## Stored data
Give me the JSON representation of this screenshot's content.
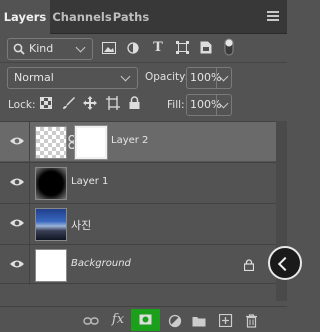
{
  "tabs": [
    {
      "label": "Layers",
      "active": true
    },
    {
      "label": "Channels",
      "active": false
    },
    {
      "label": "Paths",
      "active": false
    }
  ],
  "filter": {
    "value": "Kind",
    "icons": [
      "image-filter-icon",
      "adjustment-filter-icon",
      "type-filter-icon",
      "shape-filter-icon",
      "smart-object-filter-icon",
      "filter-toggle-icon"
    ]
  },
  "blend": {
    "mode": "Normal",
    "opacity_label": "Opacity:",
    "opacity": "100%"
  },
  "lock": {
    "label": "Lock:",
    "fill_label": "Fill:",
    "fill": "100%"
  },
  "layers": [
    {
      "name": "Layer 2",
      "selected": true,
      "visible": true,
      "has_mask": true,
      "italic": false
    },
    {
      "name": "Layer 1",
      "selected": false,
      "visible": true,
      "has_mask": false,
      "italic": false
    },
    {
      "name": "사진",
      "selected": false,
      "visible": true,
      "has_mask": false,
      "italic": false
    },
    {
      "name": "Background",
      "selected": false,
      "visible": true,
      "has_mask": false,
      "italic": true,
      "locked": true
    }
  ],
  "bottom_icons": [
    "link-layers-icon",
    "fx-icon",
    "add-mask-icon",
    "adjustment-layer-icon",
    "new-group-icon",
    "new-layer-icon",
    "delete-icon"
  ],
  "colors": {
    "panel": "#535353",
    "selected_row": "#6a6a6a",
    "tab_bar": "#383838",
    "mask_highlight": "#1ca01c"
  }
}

## Task prompt
Reproduce all the entries that precede this task, word for word, minus any pictures.

## Expected answer
Give me the JSON representation of this screenshot's content.
{
  "tabs": [
    {
      "label": "Layers",
      "active": true
    },
    {
      "label": "Channels",
      "active": false
    },
    {
      "label": "Paths",
      "active": false
    }
  ],
  "filter": {
    "value": "Kind",
    "icons": [
      "image-filter-icon",
      "adjustment-filter-icon",
      "type-filter-icon",
      "shape-filter-icon",
      "smart-object-filter-icon",
      "filter-toggle-icon"
    ]
  },
  "blend": {
    "mode": "Normal",
    "opacity_label": "Opacity:",
    "opacity": "100%"
  },
  "lock": {
    "label": "Lock:",
    "fill_label": "Fill:",
    "fill": "100%"
  },
  "layers": [
    {
      "name": "Layer 2",
      "selected": true,
      "visible": true,
      "has_mask": true,
      "italic": false
    },
    {
      "name": "Layer 1",
      "selected": false,
      "visible": true,
      "has_mask": false,
      "italic": false
    },
    {
      "name": "사진",
      "selected": false,
      "visible": true,
      "has_mask": false,
      "italic": false
    },
    {
      "name": "Background",
      "selected": false,
      "visible": true,
      "has_mask": false,
      "italic": true,
      "locked": true
    }
  ],
  "bottom_icons": [
    "link-layers-icon",
    "fx-icon",
    "add-mask-icon",
    "adjustment-layer-icon",
    "new-group-icon",
    "new-layer-icon",
    "delete-icon"
  ],
  "colors": {
    "panel": "#535353",
    "selected_row": "#6a6a6a",
    "tab_bar": "#383838",
    "mask_highlight": "#1ca01c"
  }
}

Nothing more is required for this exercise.